• [DATA IN THIS EXERCISE]
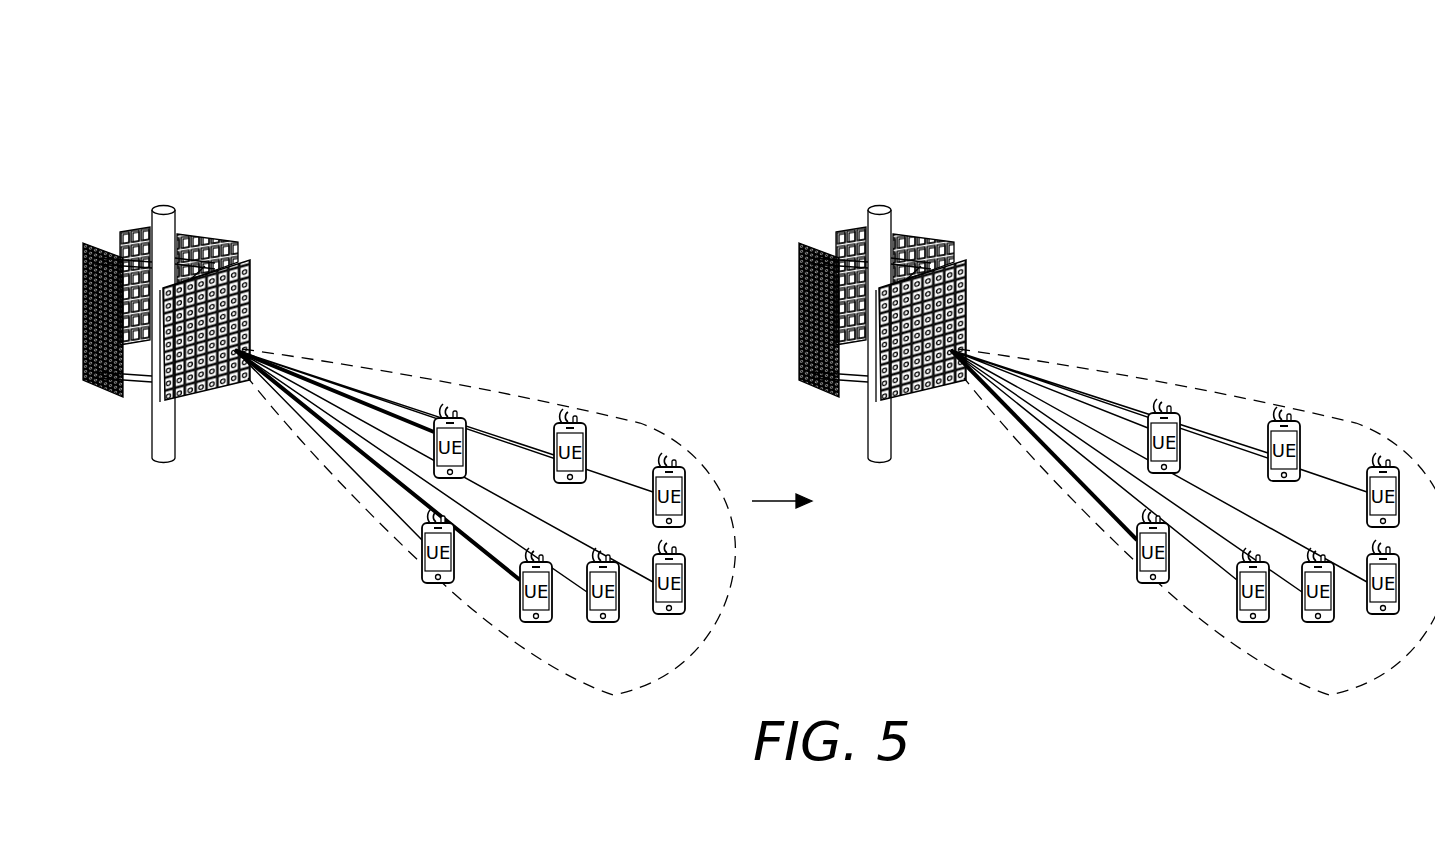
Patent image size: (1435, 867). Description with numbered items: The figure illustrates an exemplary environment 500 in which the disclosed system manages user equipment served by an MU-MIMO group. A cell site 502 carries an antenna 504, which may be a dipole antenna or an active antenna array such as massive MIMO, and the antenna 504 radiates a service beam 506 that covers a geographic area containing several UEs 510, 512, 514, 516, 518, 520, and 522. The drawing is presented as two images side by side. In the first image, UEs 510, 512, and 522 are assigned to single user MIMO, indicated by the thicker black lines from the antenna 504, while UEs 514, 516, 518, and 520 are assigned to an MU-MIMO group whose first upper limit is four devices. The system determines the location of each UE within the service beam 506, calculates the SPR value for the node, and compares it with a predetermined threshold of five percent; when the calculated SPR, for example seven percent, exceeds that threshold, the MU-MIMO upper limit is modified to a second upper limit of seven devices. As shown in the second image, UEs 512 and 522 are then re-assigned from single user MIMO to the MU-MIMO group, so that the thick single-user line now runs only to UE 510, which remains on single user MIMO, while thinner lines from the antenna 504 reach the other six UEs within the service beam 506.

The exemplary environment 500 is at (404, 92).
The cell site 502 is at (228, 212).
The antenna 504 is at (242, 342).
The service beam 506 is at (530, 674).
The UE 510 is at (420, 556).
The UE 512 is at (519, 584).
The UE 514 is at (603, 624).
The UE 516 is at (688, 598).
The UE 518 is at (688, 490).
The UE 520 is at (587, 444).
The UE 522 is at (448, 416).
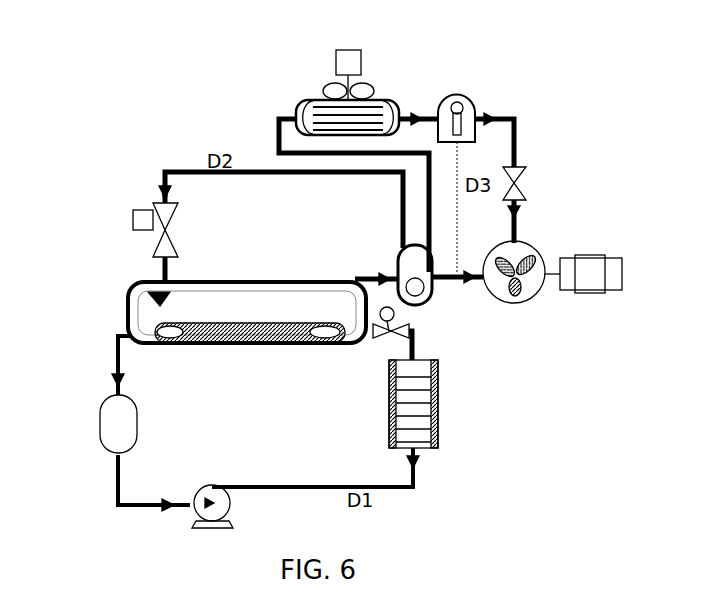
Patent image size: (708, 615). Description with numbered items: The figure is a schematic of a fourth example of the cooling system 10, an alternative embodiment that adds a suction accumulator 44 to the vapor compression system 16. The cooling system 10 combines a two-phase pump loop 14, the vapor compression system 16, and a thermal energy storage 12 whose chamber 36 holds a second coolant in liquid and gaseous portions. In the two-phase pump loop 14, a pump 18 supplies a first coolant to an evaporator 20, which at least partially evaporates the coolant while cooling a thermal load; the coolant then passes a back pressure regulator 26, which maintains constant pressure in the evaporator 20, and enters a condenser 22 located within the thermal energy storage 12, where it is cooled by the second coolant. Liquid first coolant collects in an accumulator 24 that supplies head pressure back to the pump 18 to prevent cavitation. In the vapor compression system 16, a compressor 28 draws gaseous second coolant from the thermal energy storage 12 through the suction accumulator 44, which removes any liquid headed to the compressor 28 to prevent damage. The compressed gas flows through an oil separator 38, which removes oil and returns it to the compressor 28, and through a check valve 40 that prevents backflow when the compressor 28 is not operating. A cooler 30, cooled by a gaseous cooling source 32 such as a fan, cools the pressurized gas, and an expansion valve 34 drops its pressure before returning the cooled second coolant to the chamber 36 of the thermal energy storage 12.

• [GOAL OF THE EXERCISE] Turn all of the rows above into a numbered list, skipping blank lines and leaving out the pictures.

• [WORKED ANSWER]
1. Patent image size: (1435, 867). Description with numbered items: The figure illustrates an exemplary environment 500 in which the disclosed system manages user equipment served by an MU-MIMO group. A cell site 502 carries an antenna 504, which may be a dipole antenna or an active antenna array such as massive MIMO, and the antenna 504 radiates a service beam 506 that covers a geographic area containing several UEs 510, 512, 514, 516, 518, 520, and 522. The drawing is presented as two images side by side. In the first image, UEs 510, 512, and 522 are assigned to single user MIMO, indicated by the thicker black lines from the antenna 504, while UEs 514, 516, 518, and 520 are assigned to an MU-MIMO group whose first upper limit is four devices. The system determines the location of each UE within the service beam 506, calculates the SPR value for the node, and compares it with a predetermined threshold of five percent; when the calculated SPR, for example seven percent, exceeds that threshold, the MU-MIMO upper limit is modified to a second upper limit of seven devices. As shown in the second image, UEs 512 and 522 are then re-assigned from single user MIMO to the MU-MIMO group, so that the thick single-user line now runs only to UE 510, which remains on single user MIMO, while thinner lines from the antenna 504 reach the other six UEs within the service beam 506.
2. The exemplary environment 500 is at (404, 92).
3. The cell site 502 is at (228, 212).
4. The antenna 504 is at (242, 342).
5. The service beam 506 is at (530, 674).
6. The UE 510 is at (420, 556).
7. The UE 512 is at (519, 584).
8. The UE 514 is at (603, 624).
9. The UE 516 is at (688, 598).
10. The UE 518 is at (688, 490).
11. The UE 520 is at (587, 444).
12. The UE 522 is at (448, 416).
13. Patent image size: (708, 615). Description with numbered items: The figure is a schematic of a fourth example of the cooling system 10, an alternative embodiment that adds a suction accumulator 44 to the vapor compression system 16. The cooling system 10 combines a two-phase pump loop 14, the vapor compression system 16, and a thermal energy storage 12 whose chamber 36 holds a second coolant in liquid and gaseous portions. In the two-phase pump loop 14, a pump 18 supplies a first coolant to an evaporator 20, which at least partially evaporates the coolant while cooling a thermal load; the coolant then passes a back pressure regulator 26, which maintains constant pressure in the evaporator 20, and enters a condenser 22 located within the thermal energy storage 12, where it is cooled by the second coolant. Liquid first coolant collects in an accumulator 24 that supplies head pressure back to the pump 18 to prevent cavitation. In the vapor compression system 16, a compressor 28 draws gaseous second coolant from the thermal energy storage 12 through the suction accumulator 44, which removes any liquid headed to the compressor 28 to prevent damage. The compressed gas flows through an oil separator 38, which removes oil and returns it to the compressor 28, and through a check valve 40 that prevents backflow when the compressor 28 is not operating. A cooler 30, cooled by a gaseous cooling source 32 such as a fan, cools the pressurized gas, and an expansion valve 34 drops its pressure before returning the cooled second coolant to the chamber 36 of the thermal energy storage 12.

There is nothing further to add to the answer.